Update the lines starting at "featured-item[interactable]: 唱将 bbox=[162, 946, 194, 970]" and ending at "today-picks[interactable]: ♥ 今日优选" by changing "anchor-card" to "streamer-card", leaving everything else unchanged.

(Image region annotations)
──────────

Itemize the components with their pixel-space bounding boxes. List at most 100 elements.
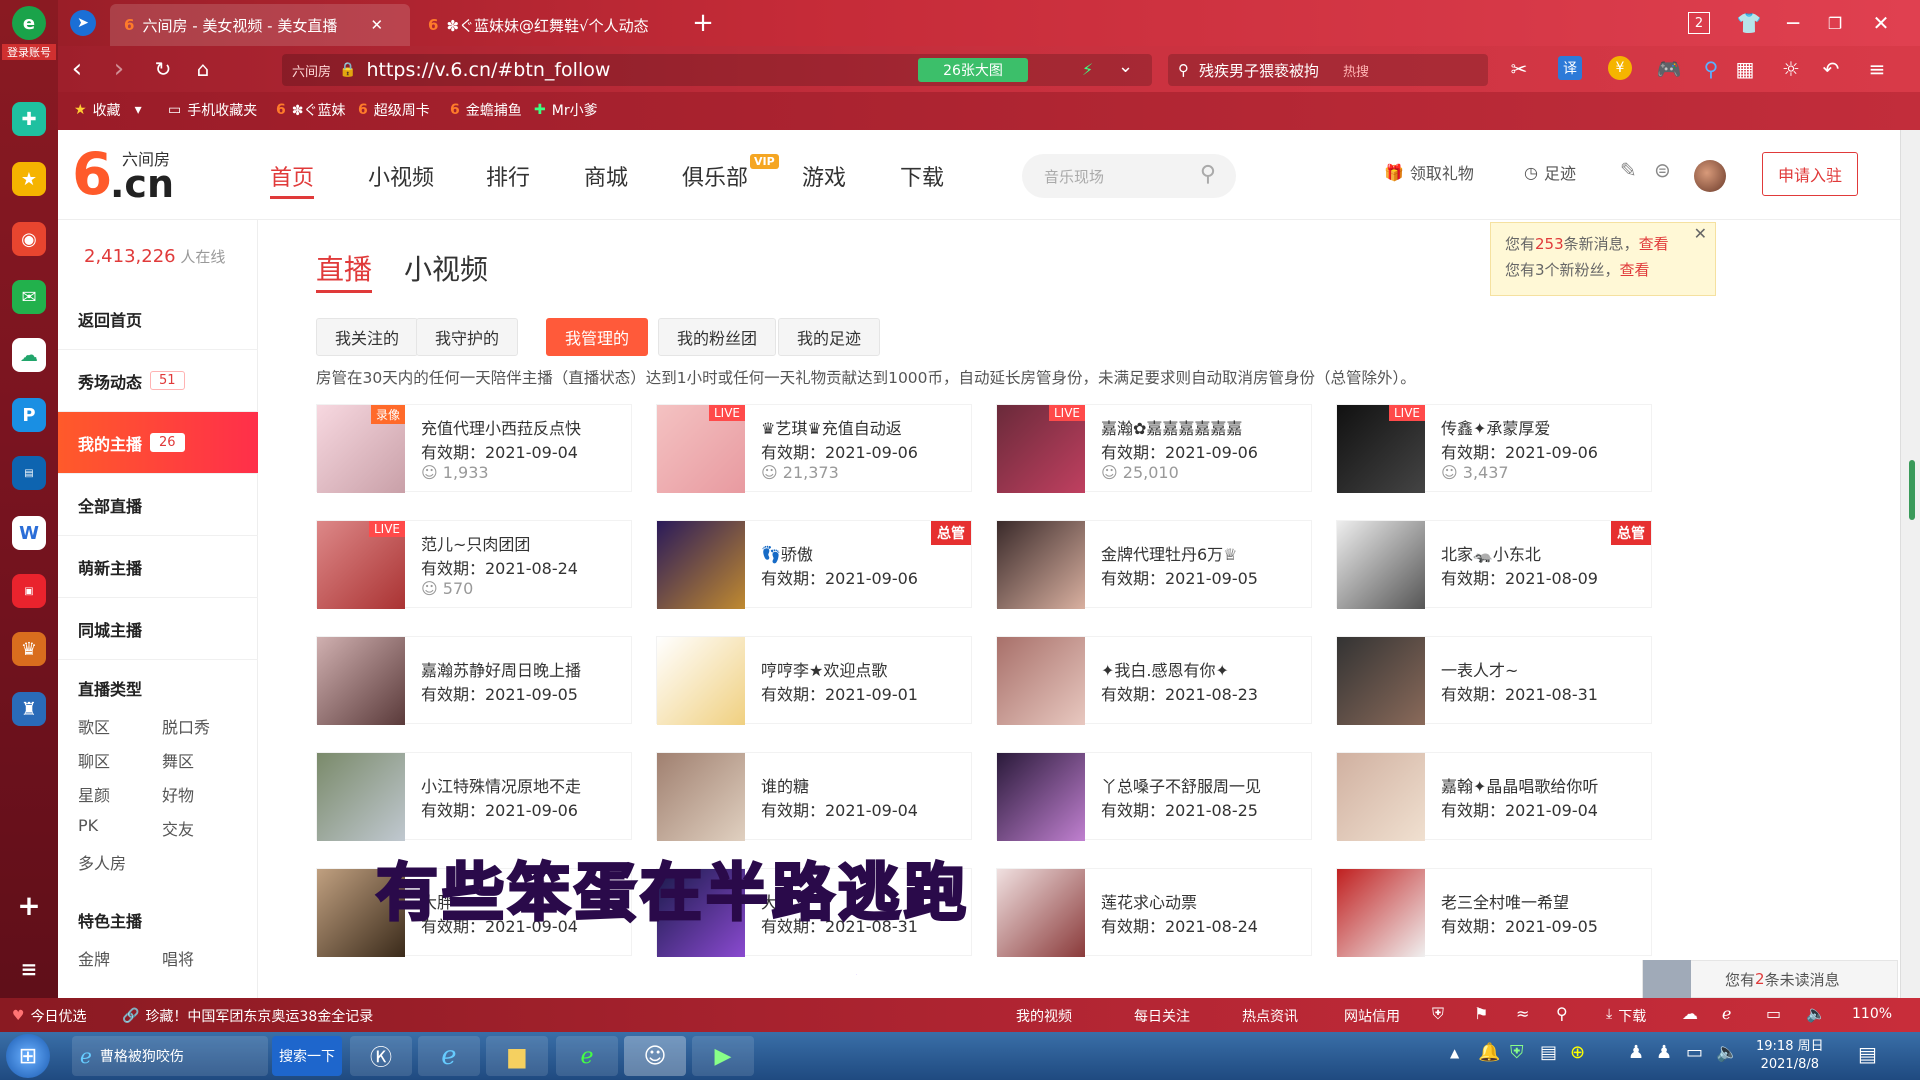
featured-item[interactable]: 唱将 bbox=[162, 946, 194, 970]
anchor-card[interactable]: LIVE 传鑫✦承蒙厚爱 有效期：2021-09-06 ☺ 3,437 bbox=[1336, 404, 1652, 493]
anchor-card[interactable]: 谁的糖 有效期：2021-09-04 bbox=[656, 752, 972, 841]
sidebar-item-local[interactable]: 同城主播 bbox=[58, 598, 258, 660]
anchor-thumbnail[interactable] bbox=[997, 637, 1085, 725]
browser-search[interactable]: ⚲ 残疾男子猥亵被拘 热搜 bbox=[1168, 54, 1488, 86]
chart-icon[interactable]: ⚑ bbox=[1474, 1004, 1488, 1023]
edit-icon[interactable]: ✎ bbox=[1620, 158, 1637, 182]
anchor-card[interactable]: LIVE 嘉瀚✿嘉嘉嘉嘉嘉嘉 有效期：2021-09-06 ☺ 25,010 bbox=[996, 404, 1312, 493]
anchor-thumbnail[interactable] bbox=[1337, 869, 1425, 957]
today-picks[interactable]: ♥ 今日优选 bbox=[12, 1006, 87, 1026]
anchor-name[interactable]: 充值代理小西菈反点快 bbox=[421, 415, 626, 439]
anchor-name[interactable]: ♛艺琪♛充值自动返 bbox=[761, 415, 966, 439]
grid-icon[interactable]: ▦ bbox=[1730, 54, 1760, 84]
anchor-thumbnail[interactable]: LIVE bbox=[657, 405, 745, 493]
gift-button[interactable]: 🎁 领取礼物 bbox=[1384, 160, 1474, 184]
game2-app-icon[interactable]: ♜ bbox=[12, 692, 46, 726]
wifi-icon[interactable]: ≈ bbox=[1516, 1004, 1529, 1023]
site-credit[interactable]: 网站信用 bbox=[1344, 1006, 1400, 1026]
chat-app-icon[interactable]: ☺ bbox=[624, 1036, 686, 1076]
hot-news[interactable]: 热点资讯 bbox=[1242, 1006, 1298, 1026]
brightness-icon[interactable]: ☼ bbox=[1776, 54, 1806, 84]
ie-icon[interactable]: ℯ bbox=[418, 1036, 480, 1076]
login-label[interactable]: 登录账号 bbox=[2, 44, 56, 60]
nav-ranking[interactable]: 排行 bbox=[486, 160, 530, 192]
anchor-thumbnail[interactable]: LIVE bbox=[1337, 405, 1425, 493]
tab-counter[interactable]: 2 bbox=[1688, 12, 1710, 34]
tab-live[interactable]: 直播 bbox=[316, 248, 373, 293]
anchor-name[interactable]: 传鑫✦承蒙厚爱 bbox=[1441, 415, 1646, 439]
sidebar-item-my-anchors[interactable]: 我的主播 26 bbox=[58, 412, 258, 474]
tab-1[interactable]: 6 六间房 - 美女视频 - 美女直播 ✕ bbox=[110, 4, 410, 46]
anchor-thumbnail[interactable] bbox=[317, 753, 405, 841]
anchor-name[interactable]: 哼哼李★欢迎点歌 bbox=[761, 657, 966, 681]
bookmark-lanmei[interactable]: 6 ✽ぐ蓝妹 bbox=[276, 100, 345, 120]
anchor-name[interactable]: 范儿~只肉团团 bbox=[421, 531, 626, 555]
shield-icon[interactable]: ⛨ bbox=[1510, 1042, 1524, 1063]
anchor-thumbnail[interactable] bbox=[657, 753, 745, 841]
footprint-button[interactable]: ◷ 足迹 bbox=[1524, 160, 1576, 184]
tab-2[interactable]: 6 ✽ぐ蓝妹妹@红舞鞋√个人动态 bbox=[414, 4, 714, 46]
game-app-icon[interactable]: ♛ bbox=[12, 632, 46, 666]
site-search-input[interactable]: 音乐现场 ⚲ bbox=[1022, 154, 1236, 198]
anchor-thumbnail[interactable]: 录像 bbox=[317, 405, 405, 493]
anchor-thumbnail[interactable] bbox=[997, 753, 1085, 841]
anchor-card[interactable]: LIVE ♛艺琪♛充值自动返 有效期：2021-09-06 ☺ 21,373 bbox=[656, 404, 972, 493]
anchor-thumbnail[interactable]: LIVE bbox=[997, 405, 1085, 493]
news-app-icon[interactable]: ▤ bbox=[12, 456, 46, 490]
anchor-name[interactable]: 谁的糖 bbox=[761, 773, 966, 797]
message-icon[interactable]: ⊜ bbox=[1654, 158, 1671, 182]
bookmark-mr[interactable]: ✚ Mr小爹 bbox=[534, 100, 598, 120]
download-button[interactable]: ⤓ 下载 bbox=[1606, 1006, 1646, 1026]
anchor-card[interactable]: 嘉翰✦晶晶唱歌给你听 有效期：2021-09-04 bbox=[1336, 752, 1652, 841]
type-item[interactable]: 好物 bbox=[162, 782, 194, 806]
apply-button[interactable]: 申请入驻 bbox=[1762, 152, 1858, 196]
anchor-name[interactable]: 丫总嗓子不舒服周一见 bbox=[1101, 773, 1306, 797]
bell-icon[interactable]: 🔔 bbox=[1478, 1042, 1500, 1063]
daily-follow[interactable]: 每日关注 bbox=[1134, 1006, 1190, 1026]
anchor-card[interactable]: 嘉瀚苏静好周日晚上播 有效期：2021-09-05 bbox=[316, 636, 632, 725]
browser-logo-icon[interactable]: e bbox=[12, 6, 46, 40]
anchor-thumbnail[interactable] bbox=[317, 637, 405, 725]
translate-icon[interactable]: 译 bbox=[1558, 56, 1582, 80]
anchor-card[interactable]: 莲花求心动票 有效期：2021-08-24 bbox=[996, 868, 1312, 957]
plus-circle-icon[interactable]: ⊕ bbox=[1570, 1042, 1585, 1063]
close-icon[interactable]: ✕ bbox=[370, 16, 383, 34]
anchor-card[interactable]: 老三全村唯一希望 有效期：2021-09-05 bbox=[1336, 868, 1652, 957]
menu-icon[interactable]: ≡ bbox=[1862, 54, 1892, 84]
tray-arrow-icon[interactable]: ▲ bbox=[1450, 1046, 1459, 1060]
view-link[interactable]: 查看 bbox=[1620, 261, 1650, 279]
type-item[interactable]: 舞区 bbox=[162, 748, 194, 772]
filter-footprint[interactable]: 我的足迹 bbox=[778, 318, 881, 356]
lightning-icon[interactable]: ⚡ bbox=[1082, 60, 1093, 79]
scrollbar[interactable] bbox=[1900, 130, 1920, 998]
star-icon[interactable]: ★ bbox=[12, 162, 46, 196]
anchor-name[interactable]: ✦我白.感恩有你✦ bbox=[1101, 657, 1306, 681]
featured-item[interactable]: 金牌 bbox=[78, 946, 110, 970]
anchor-thumbnail[interactable] bbox=[1337, 637, 1425, 725]
notification-icon[interactable]: ▤ bbox=[1858, 1042, 1877, 1066]
p-app-icon[interactable]: P bbox=[12, 398, 46, 432]
minimize-icon[interactable]: ─ bbox=[1778, 8, 1808, 38]
close-icon[interactable]: ✕ bbox=[1694, 221, 1707, 247]
shirt-icon[interactable]: 👕 bbox=[1734, 8, 1764, 38]
speaker-icon[interactable]: 🔈 bbox=[1716, 1042, 1738, 1063]
type-item[interactable]: 交友 bbox=[162, 816, 194, 840]
search-button[interactable]: 搜索一下 bbox=[272, 1036, 342, 1076]
scroll-thumb[interactable] bbox=[1909, 460, 1915, 520]
gamepad-icon[interactable]: 🎮 bbox=[1654, 54, 1684, 84]
anchor-name[interactable]: 嘉翰✦晶晶唱歌给你听 bbox=[1441, 773, 1646, 797]
anchor-name[interactable]: 老三全村唯一希望 bbox=[1441, 889, 1646, 913]
anchor-thumbnail[interactable] bbox=[657, 637, 745, 725]
type-item[interactable]: 多人房 bbox=[78, 850, 126, 874]
taskbar-app-browser[interactable]: ℯ 曹格被狗咬伤 bbox=[72, 1036, 268, 1076]
anchor-thumbnail[interactable] bbox=[997, 521, 1085, 609]
anchor-name[interactable]: 一表人才~ bbox=[1441, 657, 1646, 681]
k-app-icon[interactable]: Ⓚ bbox=[350, 1036, 412, 1076]
bookmark-favorites[interactable]: ★ 收藏 ▾ bbox=[74, 100, 142, 120]
word-icon[interactable]: W bbox=[12, 516, 46, 550]
compass-icon[interactable]: ➤ bbox=[70, 10, 96, 36]
type-item[interactable]: 歌区 bbox=[78, 714, 110, 738]
volume-icon[interactable]: 🔈 bbox=[1806, 1004, 1826, 1023]
nav-home[interactable]: 首页 bbox=[270, 160, 315, 199]
folder-icon[interactable]: ▆ bbox=[486, 1036, 548, 1076]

──────────

▶ _Solution to this problem_
featured-item[interactable]: 唱将 bbox=[162, 946, 194, 970]
streamer-card[interactable]: LIVE 传鑫✦承蒙厚爱 有效期：2021-09-06 ☺ 3,437 bbox=[1336, 404, 1652, 493]
streamer-card[interactable]: 谁的糖 有效期：2021-09-04 bbox=[656, 752, 972, 841]
sidebar-item-local[interactable]: 同城主播 bbox=[58, 598, 258, 660]
anchor-thumbnail[interactable] bbox=[997, 637, 1085, 725]
browser-search[interactable]: ⚲ 残疾男子猥亵被拘 热搜 bbox=[1168, 54, 1488, 86]
chart-icon[interactable]: ⚑ bbox=[1474, 1004, 1488, 1023]
edit-icon[interactable]: ✎ bbox=[1620, 158, 1637, 182]
streamer-card[interactable]: LIVE 嘉瀚✿嘉嘉嘉嘉嘉嘉 有效期：2021-09-06 ☺ 25,010 bbox=[996, 404, 1312, 493]
anchor-thumbnail[interactable] bbox=[1337, 869, 1425, 957]
today-picks[interactable]: ♥ 今日优选 bbox=[12, 1006, 87, 1026]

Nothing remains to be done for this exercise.